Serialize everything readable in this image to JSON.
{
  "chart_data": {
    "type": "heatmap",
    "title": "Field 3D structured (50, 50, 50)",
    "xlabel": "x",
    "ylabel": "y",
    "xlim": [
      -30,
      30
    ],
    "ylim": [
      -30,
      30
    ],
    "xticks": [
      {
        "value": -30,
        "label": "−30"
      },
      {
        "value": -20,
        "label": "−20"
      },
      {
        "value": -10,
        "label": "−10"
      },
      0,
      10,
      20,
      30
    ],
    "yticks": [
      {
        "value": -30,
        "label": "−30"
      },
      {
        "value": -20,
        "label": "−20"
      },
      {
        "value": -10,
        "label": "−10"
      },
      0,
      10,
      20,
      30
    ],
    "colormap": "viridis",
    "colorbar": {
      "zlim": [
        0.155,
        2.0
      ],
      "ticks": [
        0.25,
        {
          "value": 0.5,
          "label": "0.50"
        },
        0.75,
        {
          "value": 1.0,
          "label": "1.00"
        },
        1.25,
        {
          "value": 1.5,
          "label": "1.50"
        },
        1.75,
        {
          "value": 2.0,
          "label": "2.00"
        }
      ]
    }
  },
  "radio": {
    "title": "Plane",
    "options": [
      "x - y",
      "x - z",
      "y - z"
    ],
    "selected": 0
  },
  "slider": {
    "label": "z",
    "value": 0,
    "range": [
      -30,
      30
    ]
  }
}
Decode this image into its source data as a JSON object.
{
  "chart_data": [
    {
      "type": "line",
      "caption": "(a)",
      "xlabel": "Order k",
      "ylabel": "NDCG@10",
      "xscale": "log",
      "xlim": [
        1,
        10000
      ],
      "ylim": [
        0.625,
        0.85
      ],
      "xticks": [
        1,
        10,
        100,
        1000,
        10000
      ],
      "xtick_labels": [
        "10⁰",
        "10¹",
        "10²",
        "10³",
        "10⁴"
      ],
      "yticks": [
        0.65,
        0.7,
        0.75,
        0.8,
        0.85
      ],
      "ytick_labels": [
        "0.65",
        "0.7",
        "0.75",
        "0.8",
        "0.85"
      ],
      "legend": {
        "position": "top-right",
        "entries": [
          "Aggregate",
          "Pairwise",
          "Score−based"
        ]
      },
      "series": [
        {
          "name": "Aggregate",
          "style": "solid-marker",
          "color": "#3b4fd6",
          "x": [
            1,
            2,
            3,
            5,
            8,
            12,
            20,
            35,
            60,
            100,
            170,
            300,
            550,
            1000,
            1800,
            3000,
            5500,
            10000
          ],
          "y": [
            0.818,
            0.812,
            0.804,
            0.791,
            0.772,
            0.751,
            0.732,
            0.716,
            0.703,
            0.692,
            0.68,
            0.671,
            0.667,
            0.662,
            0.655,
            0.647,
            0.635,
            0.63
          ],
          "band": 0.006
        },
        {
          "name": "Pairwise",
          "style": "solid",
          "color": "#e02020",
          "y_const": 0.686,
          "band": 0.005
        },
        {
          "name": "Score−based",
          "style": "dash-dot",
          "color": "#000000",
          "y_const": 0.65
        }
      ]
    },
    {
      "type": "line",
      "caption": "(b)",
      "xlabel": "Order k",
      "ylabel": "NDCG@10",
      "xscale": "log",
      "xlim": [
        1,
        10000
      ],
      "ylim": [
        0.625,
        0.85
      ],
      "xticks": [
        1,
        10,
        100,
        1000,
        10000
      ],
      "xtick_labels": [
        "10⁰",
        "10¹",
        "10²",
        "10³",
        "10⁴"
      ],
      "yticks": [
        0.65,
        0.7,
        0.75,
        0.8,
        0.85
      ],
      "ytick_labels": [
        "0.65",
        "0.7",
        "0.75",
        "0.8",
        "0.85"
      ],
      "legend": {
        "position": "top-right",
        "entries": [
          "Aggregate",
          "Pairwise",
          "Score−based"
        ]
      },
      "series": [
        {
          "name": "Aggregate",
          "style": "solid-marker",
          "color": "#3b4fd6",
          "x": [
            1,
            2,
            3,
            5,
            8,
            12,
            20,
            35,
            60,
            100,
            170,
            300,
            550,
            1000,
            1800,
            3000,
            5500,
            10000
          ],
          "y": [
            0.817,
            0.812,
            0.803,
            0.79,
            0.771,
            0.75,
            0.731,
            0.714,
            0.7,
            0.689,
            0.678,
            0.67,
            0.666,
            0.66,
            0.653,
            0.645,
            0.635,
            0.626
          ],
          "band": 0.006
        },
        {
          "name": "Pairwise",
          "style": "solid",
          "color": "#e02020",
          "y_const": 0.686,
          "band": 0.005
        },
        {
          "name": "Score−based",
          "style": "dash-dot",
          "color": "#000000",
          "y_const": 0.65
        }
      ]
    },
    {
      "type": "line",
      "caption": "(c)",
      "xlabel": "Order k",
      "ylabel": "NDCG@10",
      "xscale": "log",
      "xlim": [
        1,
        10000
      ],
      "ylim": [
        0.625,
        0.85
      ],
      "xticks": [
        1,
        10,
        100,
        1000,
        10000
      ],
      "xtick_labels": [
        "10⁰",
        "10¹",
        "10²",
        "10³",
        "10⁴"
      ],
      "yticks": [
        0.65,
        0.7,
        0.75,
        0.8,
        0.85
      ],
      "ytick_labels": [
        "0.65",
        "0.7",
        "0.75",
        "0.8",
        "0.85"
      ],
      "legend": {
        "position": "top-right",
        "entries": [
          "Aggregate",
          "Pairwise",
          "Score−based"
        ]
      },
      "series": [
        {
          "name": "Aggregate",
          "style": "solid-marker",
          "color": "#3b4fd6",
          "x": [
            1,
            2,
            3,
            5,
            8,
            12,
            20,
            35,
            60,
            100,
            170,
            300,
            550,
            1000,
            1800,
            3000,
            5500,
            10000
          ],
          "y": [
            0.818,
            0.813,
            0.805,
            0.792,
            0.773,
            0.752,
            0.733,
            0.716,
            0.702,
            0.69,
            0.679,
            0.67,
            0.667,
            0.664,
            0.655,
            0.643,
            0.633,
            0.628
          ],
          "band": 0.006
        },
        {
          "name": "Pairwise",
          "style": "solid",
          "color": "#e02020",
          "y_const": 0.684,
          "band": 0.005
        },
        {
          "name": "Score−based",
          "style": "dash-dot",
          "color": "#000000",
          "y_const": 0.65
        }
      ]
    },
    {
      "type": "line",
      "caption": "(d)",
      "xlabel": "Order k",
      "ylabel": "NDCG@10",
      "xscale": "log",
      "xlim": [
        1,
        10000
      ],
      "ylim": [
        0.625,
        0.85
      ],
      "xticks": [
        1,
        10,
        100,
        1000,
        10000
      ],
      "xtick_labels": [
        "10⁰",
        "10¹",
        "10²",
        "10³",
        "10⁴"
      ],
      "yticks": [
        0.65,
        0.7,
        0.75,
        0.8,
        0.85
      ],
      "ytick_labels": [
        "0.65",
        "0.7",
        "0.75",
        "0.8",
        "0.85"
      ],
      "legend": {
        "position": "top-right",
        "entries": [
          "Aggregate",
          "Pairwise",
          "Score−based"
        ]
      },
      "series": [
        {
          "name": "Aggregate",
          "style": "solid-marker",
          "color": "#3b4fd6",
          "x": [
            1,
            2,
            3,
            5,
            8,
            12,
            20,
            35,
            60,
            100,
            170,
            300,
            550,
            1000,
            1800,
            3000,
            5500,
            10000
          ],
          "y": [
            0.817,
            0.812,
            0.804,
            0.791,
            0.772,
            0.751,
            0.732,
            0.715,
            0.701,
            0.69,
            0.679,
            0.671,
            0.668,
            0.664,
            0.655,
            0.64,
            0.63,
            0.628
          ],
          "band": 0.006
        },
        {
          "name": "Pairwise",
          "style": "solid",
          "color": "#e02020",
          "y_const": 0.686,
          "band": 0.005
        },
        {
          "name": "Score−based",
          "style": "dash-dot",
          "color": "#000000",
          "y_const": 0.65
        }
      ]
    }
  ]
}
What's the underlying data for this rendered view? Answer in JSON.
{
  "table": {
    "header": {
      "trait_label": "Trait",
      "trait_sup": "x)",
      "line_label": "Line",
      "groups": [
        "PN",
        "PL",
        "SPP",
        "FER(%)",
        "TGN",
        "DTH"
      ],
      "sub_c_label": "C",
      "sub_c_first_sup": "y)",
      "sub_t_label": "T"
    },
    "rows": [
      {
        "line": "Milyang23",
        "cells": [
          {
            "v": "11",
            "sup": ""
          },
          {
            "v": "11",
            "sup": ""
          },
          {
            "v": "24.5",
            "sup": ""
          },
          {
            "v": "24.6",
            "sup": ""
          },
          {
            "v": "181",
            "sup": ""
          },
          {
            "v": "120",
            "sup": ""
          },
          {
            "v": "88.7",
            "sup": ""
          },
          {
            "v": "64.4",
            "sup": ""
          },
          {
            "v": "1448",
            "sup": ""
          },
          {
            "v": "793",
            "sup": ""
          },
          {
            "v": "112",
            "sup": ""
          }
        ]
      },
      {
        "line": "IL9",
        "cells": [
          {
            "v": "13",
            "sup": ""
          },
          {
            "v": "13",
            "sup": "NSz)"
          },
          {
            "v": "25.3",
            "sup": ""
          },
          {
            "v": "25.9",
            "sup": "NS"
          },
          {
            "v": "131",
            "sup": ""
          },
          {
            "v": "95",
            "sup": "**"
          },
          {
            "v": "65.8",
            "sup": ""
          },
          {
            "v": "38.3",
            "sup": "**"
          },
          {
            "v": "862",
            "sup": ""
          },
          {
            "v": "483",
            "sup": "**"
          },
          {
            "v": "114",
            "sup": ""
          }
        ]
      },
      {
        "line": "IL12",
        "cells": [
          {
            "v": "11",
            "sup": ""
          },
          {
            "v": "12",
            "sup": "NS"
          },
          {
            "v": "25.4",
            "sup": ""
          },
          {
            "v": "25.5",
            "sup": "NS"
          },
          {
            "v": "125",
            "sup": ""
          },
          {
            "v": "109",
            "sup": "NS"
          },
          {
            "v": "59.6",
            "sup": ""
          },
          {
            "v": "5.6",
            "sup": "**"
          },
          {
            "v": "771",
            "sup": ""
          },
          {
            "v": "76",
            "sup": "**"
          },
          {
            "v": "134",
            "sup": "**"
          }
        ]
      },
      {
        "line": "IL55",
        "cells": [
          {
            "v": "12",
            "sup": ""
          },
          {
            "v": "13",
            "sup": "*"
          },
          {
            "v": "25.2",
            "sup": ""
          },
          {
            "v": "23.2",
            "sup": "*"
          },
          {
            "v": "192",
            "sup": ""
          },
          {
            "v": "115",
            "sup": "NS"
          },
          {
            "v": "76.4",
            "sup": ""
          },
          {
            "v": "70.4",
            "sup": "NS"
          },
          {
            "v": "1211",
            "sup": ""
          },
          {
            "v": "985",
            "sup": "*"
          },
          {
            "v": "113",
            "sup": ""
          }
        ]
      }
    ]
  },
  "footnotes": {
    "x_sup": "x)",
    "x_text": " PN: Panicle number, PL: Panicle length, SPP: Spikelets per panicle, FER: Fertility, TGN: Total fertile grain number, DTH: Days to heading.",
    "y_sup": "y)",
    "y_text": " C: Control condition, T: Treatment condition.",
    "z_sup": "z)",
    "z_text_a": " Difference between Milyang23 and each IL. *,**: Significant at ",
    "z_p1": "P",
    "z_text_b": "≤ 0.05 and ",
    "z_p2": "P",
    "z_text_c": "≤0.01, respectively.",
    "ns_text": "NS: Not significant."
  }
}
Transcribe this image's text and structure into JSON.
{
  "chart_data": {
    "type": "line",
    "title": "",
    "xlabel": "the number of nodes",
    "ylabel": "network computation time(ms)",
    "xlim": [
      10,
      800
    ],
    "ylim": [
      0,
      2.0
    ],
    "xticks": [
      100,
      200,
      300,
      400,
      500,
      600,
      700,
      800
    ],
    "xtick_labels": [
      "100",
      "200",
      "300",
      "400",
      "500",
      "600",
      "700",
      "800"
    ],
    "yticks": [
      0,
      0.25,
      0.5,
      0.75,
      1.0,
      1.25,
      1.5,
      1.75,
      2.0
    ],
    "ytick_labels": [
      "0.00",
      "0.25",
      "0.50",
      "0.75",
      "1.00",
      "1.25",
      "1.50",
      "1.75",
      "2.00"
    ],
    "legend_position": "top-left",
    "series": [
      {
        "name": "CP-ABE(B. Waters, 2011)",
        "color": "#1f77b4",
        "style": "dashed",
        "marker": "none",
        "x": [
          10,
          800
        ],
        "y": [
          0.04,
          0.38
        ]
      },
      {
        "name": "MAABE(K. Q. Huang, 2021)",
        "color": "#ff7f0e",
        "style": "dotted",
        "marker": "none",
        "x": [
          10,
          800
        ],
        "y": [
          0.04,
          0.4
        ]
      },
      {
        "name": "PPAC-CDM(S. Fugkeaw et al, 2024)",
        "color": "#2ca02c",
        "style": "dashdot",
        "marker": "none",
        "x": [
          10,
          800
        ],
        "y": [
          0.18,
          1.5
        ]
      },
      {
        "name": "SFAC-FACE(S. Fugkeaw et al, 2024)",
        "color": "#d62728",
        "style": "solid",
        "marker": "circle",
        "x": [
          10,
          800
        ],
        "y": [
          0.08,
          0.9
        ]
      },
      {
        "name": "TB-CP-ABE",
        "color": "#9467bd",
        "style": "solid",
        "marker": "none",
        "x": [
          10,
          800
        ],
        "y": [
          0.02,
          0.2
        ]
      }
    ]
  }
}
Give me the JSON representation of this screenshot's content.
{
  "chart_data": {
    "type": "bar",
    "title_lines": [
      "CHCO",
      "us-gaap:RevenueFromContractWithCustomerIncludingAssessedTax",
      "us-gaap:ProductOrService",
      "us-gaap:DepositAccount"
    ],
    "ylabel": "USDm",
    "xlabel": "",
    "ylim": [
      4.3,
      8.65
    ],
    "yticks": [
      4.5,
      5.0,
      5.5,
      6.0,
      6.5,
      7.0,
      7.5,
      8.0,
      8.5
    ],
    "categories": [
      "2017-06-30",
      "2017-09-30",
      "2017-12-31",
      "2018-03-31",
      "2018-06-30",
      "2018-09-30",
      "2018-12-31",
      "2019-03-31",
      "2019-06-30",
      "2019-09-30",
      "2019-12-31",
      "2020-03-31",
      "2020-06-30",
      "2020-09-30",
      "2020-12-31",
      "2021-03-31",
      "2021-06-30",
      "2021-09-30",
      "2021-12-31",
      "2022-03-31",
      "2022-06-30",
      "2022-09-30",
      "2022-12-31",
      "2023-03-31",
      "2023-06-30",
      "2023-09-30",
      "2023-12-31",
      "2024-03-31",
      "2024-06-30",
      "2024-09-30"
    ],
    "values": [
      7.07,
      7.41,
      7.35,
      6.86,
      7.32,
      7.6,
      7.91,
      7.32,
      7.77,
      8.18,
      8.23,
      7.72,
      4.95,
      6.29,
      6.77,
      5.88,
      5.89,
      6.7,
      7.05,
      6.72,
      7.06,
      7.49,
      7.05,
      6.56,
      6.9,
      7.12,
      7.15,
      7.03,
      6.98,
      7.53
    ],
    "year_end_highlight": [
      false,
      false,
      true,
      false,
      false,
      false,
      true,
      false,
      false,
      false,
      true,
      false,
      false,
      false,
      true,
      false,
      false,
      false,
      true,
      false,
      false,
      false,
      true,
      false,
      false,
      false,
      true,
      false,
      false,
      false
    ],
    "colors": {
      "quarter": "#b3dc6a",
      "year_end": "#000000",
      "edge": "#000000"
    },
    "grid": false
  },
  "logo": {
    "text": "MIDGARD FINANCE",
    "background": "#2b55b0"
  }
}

------------------------

Work to complete:
Scan the listing above. Gather each line that contains the word "number".

Answer to the exercise:
    "x_text": " PN: Panicle number, PL: Panicle length, SPP: Spikelets per panicle, FER: Fertility, TGN: Total fertile grain number, DTH: Days to heading.",
    "xlabel": "the number of nodes",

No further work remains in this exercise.